**Exercise requirements**
Copy the items below word for word, from the line containing "Patent image size: (969, 1098)." through the line containing "The protective pad 18 is at (423, 454).", including both of those lines.

-- START OF Supplied data --

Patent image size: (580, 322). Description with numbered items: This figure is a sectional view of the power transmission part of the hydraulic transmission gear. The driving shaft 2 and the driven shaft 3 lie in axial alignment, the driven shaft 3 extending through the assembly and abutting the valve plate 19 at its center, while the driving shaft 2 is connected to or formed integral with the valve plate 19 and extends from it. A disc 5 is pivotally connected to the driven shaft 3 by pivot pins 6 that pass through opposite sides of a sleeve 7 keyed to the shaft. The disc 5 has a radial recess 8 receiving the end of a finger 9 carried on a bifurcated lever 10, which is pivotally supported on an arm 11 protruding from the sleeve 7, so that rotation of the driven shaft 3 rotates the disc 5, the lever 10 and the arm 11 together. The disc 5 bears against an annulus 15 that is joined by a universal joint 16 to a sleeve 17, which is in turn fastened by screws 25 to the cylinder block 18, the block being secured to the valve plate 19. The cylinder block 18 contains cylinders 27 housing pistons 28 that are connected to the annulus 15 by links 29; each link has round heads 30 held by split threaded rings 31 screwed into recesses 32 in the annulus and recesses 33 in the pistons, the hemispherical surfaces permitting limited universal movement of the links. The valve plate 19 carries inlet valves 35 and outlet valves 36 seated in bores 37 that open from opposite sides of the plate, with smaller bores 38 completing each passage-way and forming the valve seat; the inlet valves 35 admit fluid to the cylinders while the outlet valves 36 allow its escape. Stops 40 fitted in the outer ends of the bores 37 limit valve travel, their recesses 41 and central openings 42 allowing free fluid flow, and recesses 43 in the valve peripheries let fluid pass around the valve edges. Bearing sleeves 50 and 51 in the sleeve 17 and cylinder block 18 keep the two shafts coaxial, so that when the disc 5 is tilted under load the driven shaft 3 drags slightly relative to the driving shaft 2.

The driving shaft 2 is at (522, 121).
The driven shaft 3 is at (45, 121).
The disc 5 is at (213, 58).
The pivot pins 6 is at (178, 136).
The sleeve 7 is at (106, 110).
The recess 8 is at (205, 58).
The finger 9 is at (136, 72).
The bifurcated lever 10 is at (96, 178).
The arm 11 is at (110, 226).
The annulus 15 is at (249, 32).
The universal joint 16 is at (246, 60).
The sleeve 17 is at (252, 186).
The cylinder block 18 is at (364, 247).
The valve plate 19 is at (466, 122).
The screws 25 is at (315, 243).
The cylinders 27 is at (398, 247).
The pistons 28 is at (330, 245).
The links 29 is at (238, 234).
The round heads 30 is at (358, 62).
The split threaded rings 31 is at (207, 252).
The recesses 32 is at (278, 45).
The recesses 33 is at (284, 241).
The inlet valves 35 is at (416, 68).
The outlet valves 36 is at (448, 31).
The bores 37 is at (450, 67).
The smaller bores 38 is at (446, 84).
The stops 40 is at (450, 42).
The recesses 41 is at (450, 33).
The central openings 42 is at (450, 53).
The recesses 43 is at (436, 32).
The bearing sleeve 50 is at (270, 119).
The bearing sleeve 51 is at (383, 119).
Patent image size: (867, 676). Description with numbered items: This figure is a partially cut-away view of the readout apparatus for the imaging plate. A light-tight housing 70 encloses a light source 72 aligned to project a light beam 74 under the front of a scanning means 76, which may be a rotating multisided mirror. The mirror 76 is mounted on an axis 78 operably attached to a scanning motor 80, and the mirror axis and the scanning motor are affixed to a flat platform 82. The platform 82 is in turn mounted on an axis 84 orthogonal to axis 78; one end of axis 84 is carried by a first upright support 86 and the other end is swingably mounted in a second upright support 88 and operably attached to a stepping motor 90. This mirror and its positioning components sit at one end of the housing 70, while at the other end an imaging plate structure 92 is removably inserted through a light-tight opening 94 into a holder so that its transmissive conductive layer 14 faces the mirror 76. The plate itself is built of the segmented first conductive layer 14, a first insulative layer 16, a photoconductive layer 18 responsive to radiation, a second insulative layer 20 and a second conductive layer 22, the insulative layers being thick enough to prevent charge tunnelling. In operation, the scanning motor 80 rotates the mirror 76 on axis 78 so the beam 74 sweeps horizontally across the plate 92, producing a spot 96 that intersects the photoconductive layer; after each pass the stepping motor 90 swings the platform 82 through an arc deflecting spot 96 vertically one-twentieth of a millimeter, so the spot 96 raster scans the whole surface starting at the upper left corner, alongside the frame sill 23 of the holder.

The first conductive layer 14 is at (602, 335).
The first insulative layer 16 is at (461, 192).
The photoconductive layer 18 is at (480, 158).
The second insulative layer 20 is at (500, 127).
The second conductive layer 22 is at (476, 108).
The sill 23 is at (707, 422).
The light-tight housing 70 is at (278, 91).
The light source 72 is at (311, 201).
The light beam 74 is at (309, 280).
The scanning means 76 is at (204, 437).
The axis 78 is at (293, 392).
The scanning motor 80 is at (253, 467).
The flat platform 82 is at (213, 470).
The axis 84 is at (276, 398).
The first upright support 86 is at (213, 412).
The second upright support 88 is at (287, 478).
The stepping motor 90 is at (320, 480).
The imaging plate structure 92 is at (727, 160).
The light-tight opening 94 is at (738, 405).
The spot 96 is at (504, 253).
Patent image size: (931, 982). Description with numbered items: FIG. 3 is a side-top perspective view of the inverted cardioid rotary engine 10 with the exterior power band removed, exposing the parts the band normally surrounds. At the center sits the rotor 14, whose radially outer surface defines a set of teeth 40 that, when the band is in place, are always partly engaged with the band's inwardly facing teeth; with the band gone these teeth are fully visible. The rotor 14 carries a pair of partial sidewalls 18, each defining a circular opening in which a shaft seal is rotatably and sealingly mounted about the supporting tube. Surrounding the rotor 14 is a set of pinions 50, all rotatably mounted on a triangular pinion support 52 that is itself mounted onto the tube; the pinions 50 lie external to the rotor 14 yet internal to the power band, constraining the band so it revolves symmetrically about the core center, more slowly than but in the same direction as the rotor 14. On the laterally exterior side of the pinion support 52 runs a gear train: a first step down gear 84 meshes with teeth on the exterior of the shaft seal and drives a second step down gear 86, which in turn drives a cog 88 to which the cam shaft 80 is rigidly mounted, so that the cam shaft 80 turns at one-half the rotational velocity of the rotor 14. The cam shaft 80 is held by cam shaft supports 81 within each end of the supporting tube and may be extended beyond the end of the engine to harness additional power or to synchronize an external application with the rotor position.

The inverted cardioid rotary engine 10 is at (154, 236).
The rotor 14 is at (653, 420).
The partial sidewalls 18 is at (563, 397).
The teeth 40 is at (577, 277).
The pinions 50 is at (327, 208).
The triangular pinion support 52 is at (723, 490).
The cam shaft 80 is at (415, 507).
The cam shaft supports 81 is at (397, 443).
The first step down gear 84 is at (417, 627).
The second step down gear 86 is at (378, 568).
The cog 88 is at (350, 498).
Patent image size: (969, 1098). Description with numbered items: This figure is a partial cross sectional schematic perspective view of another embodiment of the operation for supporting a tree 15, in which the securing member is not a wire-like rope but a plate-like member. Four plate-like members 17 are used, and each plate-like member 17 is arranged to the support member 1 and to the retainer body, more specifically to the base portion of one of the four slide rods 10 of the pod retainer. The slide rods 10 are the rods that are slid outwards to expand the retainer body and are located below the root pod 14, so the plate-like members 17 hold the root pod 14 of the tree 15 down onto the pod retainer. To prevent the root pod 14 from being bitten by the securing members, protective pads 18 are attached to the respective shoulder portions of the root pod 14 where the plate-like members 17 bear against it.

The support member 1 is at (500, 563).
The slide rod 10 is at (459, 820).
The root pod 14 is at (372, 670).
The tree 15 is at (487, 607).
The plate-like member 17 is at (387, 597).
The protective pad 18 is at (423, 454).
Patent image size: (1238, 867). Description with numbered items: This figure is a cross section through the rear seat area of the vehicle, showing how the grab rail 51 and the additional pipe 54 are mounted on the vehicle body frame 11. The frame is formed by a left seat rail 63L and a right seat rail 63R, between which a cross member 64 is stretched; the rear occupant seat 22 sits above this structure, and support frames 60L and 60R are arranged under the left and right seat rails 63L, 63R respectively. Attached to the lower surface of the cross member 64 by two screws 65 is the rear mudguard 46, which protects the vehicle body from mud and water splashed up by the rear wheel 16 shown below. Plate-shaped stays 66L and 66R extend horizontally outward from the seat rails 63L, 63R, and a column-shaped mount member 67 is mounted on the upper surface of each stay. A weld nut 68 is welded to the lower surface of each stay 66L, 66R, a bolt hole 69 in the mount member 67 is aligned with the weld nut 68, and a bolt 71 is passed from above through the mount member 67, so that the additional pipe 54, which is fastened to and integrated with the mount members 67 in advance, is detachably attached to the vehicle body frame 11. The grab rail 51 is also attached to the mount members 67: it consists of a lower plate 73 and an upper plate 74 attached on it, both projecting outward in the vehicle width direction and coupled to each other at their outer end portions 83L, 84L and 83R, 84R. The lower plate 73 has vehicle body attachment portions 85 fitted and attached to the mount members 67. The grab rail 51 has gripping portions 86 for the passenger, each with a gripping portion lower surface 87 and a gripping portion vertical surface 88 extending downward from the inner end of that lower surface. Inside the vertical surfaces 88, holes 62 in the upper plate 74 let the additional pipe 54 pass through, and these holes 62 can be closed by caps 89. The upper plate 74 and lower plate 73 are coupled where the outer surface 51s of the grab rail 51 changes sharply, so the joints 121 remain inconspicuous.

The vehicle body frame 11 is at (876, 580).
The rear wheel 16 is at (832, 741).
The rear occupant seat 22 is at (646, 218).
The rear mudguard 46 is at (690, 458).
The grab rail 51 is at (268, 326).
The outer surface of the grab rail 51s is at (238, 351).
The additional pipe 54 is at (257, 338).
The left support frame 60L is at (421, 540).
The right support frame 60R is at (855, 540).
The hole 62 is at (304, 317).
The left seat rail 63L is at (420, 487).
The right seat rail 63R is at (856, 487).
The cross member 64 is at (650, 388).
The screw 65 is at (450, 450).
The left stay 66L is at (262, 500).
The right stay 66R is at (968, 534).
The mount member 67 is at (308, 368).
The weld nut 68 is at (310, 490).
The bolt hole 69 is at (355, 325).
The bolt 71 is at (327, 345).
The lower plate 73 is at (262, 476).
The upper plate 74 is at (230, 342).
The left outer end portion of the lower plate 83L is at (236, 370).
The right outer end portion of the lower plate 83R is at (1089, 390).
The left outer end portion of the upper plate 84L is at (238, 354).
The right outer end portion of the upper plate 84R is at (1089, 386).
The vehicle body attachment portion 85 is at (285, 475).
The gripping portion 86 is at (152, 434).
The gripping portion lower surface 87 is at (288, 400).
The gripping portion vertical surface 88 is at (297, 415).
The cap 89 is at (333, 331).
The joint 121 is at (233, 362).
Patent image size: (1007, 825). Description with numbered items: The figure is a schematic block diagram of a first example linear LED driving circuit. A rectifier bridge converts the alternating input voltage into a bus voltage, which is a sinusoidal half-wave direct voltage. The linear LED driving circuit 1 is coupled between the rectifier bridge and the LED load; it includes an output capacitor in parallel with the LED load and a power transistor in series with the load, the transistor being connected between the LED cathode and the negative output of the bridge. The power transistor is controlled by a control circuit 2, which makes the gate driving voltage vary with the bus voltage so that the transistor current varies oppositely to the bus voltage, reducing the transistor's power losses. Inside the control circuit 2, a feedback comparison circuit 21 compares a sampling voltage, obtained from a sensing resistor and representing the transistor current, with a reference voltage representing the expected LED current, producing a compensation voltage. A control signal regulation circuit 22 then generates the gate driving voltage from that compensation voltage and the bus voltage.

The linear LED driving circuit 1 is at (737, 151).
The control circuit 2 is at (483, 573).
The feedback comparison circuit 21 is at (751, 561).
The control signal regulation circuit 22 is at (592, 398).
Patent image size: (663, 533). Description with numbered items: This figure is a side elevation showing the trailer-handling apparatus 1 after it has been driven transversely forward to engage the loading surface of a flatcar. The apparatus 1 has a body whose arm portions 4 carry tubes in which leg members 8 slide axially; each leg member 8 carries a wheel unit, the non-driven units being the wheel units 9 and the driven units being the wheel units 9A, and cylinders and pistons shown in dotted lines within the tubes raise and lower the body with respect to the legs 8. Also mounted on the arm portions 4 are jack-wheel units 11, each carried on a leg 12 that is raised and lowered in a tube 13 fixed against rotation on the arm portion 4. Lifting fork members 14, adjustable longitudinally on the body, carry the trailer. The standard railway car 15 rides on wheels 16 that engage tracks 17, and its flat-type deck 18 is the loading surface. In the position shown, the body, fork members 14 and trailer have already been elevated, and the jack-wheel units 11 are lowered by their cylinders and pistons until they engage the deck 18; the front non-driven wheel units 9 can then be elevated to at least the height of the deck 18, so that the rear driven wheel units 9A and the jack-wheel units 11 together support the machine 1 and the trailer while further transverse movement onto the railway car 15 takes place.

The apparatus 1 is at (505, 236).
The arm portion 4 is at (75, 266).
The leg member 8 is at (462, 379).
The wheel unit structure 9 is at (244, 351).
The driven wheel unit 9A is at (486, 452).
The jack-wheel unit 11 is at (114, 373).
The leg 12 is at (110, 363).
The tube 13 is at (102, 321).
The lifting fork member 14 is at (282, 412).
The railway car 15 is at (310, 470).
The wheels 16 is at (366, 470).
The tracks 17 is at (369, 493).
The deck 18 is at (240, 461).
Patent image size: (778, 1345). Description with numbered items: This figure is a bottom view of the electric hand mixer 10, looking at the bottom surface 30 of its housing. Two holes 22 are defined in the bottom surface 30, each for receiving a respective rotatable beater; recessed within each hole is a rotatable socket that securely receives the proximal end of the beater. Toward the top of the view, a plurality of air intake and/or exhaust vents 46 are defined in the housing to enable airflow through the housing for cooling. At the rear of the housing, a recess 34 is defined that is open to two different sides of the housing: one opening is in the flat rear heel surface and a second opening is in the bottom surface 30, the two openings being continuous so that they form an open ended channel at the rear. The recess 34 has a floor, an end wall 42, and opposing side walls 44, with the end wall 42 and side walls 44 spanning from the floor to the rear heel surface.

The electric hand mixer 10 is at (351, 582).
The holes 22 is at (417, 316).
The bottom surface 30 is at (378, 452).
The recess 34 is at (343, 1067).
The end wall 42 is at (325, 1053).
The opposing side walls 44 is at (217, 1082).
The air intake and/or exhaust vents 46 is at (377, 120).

-- END OF Supplied data --

**Result of the exercise**
Patent image size: (969, 1098). Description with numbered items: This figure is a partial cross sectional schematic perspective view of another embodiment of the operation for supporting a tree 15, in which the securing member is not a wire-like rope but a plate-like member. Four plate-like members 17 are used, and each plate-like member 17 is arranged to the support member 1 and to the retainer body, more specifically to the base portion of one of the four slide rods 10 of the pod retainer. The slide rods 10 are the rods that are slid outwards to expand the retainer body and are located below the root pod 14, so the plate-like members 17 hold the root pod 14 of the tree 15 down onto the pod retainer. To prevent the root pod 14 from being bitten by the securing members, protective pads 18 are attached to the respective shoulder portions of the root pod 14 where the plate-like members 17 bear against it.

The support member 1 is at (500, 563).
The slide rod 10 is at (459, 820).
The root pod 14 is at (372, 670).
The tree 15 is at (487, 607).
The plate-like member 17 is at (387, 597).
The protective pad 18 is at (423, 454).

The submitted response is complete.